Reproduce all of the data exactly.
------------------------------------------------------------
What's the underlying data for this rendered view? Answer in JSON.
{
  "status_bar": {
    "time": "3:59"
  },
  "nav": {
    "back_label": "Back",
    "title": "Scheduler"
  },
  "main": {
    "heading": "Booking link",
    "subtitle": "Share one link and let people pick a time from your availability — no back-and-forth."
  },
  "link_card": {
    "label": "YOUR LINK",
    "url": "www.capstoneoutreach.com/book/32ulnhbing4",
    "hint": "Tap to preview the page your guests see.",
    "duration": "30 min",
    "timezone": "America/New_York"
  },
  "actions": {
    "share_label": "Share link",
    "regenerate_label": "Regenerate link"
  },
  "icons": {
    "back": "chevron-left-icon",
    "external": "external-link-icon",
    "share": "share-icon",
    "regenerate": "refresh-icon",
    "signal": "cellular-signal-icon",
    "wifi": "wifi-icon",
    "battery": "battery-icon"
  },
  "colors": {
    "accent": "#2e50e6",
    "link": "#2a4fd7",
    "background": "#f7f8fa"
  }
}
------------------------------------------------------------
- **Task response**:
What's the underlying data for this rendered view? Answer in JSON.
{
  "status_bar": {
    "time": "3:59"
  },
  "nav": {
    "back_label": "Back",
    "title": "Scheduler"
  },
  "main": {
    "heading": "Booking link",
    "subtitle": "Share one link and let people pick a time from your availability — no back-and-forth."
  },
  "link_card": {
    "label": "YOUR LINK",
    "url": "www.capstoneoutreach.com/book/32ulnhbing4",
    "hint": "Tap to preview the page your guests see.",
    "duration": "30 min",
    "timezone": "America/New_York"
  },
  "actions": {
    "share_label": "Share link",
    "regenerate_label": "Regenerate link"
  },
  "icons": {
    "back": "chevron-left-icon",
    "external": "external-link-icon",
    "share": "share-icon",
    "regenerate": "refresh-icon",
    "signal": "cellular-signal-icon",
    "wifi": "wifi-icon",
    "battery": "battery-icon"
  },
  "colors": {
    "accent": "#2e50e6",
    "link": "#2a4fd7",
    "background": "#f7f8fa"
  }
}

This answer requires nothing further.